Search the records below for the word "Sales". Pull out each line that has it.

[Extracts from a graphics dataset]
────────────────────────────────────────
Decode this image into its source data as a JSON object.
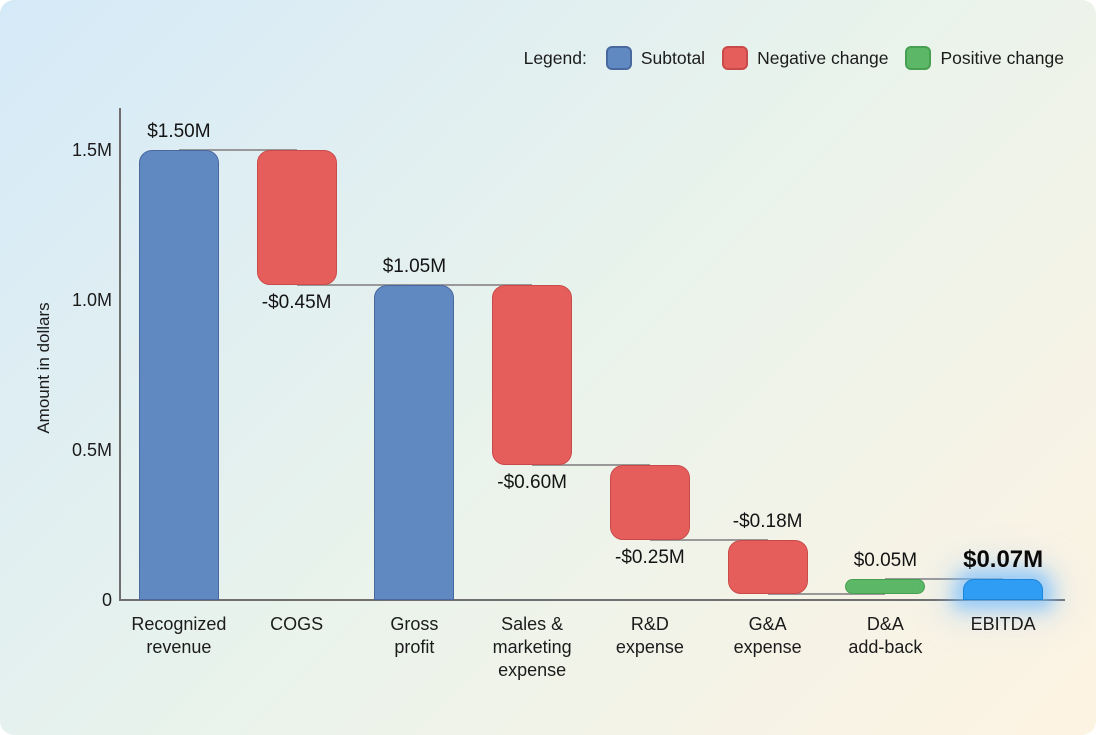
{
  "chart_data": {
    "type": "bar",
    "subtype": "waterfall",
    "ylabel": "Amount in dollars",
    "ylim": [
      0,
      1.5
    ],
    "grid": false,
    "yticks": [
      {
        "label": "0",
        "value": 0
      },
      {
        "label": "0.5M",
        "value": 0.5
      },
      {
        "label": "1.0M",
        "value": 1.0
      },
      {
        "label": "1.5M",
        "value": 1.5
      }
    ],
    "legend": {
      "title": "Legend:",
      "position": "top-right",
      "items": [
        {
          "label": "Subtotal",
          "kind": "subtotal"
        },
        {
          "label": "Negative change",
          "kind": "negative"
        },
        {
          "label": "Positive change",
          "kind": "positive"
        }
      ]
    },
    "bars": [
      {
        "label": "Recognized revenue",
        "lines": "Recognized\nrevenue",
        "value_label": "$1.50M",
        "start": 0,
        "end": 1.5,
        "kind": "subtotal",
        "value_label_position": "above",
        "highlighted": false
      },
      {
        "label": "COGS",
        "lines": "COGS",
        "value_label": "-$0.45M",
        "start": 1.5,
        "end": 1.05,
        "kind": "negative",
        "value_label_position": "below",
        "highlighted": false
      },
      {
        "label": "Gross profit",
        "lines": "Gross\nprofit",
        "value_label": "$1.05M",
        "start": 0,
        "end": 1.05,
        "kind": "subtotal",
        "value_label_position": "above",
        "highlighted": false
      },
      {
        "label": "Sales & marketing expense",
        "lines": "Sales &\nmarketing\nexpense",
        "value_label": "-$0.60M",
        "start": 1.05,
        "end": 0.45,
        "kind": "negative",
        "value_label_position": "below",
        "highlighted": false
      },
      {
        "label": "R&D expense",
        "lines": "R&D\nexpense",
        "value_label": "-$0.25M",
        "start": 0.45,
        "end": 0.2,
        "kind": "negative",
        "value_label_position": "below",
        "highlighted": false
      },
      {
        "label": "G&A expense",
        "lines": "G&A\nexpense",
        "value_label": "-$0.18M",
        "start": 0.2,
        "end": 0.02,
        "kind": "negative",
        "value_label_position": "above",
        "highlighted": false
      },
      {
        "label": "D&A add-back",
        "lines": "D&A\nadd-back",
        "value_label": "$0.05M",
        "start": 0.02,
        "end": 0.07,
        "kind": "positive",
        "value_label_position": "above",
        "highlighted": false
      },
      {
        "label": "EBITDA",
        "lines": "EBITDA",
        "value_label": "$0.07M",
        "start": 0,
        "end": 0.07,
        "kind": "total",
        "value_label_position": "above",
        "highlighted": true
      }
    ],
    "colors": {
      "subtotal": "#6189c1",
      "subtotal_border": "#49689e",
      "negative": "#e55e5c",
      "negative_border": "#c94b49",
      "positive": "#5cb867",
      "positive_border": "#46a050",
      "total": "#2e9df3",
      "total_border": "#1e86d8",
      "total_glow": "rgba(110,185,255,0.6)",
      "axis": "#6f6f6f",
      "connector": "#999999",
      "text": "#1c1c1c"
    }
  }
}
────────────────────────────────────────
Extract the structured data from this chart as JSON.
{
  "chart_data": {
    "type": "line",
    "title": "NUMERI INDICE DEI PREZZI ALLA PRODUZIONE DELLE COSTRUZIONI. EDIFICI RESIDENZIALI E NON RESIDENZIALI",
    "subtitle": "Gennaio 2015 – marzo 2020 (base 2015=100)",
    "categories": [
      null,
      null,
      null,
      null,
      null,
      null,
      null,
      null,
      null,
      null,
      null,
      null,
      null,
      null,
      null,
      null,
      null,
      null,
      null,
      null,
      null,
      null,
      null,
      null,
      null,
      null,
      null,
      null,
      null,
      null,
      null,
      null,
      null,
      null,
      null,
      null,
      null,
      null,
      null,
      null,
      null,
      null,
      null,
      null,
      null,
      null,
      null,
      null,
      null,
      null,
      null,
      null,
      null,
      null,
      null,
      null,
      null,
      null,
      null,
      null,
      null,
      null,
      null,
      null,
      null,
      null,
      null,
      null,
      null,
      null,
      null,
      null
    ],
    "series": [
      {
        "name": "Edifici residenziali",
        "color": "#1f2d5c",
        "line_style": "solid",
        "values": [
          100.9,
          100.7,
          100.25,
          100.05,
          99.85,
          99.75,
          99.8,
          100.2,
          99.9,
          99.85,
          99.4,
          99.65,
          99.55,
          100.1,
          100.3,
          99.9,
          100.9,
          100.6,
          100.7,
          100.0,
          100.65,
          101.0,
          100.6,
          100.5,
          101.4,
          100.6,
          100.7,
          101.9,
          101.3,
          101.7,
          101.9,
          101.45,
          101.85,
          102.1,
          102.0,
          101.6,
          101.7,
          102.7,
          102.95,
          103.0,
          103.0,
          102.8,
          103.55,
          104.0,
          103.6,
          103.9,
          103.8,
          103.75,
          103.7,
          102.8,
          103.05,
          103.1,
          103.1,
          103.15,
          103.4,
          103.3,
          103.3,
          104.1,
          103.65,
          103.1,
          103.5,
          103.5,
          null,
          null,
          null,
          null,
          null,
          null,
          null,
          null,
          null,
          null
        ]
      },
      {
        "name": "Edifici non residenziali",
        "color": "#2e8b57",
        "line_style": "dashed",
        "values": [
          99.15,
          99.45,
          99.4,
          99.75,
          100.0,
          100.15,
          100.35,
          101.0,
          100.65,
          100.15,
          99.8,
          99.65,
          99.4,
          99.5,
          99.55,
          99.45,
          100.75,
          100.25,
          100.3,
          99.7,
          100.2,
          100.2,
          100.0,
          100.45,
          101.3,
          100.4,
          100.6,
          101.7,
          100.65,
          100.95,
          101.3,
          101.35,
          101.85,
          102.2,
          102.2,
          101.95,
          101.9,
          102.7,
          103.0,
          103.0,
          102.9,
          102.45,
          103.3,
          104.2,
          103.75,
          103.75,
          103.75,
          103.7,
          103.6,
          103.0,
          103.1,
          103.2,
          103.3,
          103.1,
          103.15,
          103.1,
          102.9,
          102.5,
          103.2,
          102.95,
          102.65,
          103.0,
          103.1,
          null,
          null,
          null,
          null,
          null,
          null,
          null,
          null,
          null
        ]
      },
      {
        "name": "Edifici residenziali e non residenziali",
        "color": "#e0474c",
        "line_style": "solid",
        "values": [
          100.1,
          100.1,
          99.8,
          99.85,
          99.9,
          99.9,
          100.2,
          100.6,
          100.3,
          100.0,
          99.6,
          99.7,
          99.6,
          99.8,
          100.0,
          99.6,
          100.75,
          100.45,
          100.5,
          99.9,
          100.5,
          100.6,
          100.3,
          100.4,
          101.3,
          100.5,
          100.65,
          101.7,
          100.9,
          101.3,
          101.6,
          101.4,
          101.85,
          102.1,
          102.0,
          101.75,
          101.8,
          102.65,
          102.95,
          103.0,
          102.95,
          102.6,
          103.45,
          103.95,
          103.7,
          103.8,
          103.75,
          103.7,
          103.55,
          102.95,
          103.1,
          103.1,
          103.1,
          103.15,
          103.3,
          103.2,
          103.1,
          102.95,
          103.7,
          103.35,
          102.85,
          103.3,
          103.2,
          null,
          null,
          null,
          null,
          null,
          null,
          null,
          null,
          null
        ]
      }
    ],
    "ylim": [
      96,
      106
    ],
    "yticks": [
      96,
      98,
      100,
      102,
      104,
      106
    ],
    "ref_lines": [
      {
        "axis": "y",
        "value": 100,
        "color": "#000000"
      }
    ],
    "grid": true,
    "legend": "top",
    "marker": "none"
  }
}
────────────────────────────────────────
EXPECTED OUTPUT
        "label": "Sales & marketing expense",
        "lines": "Sales &\nmarketing\nexpense",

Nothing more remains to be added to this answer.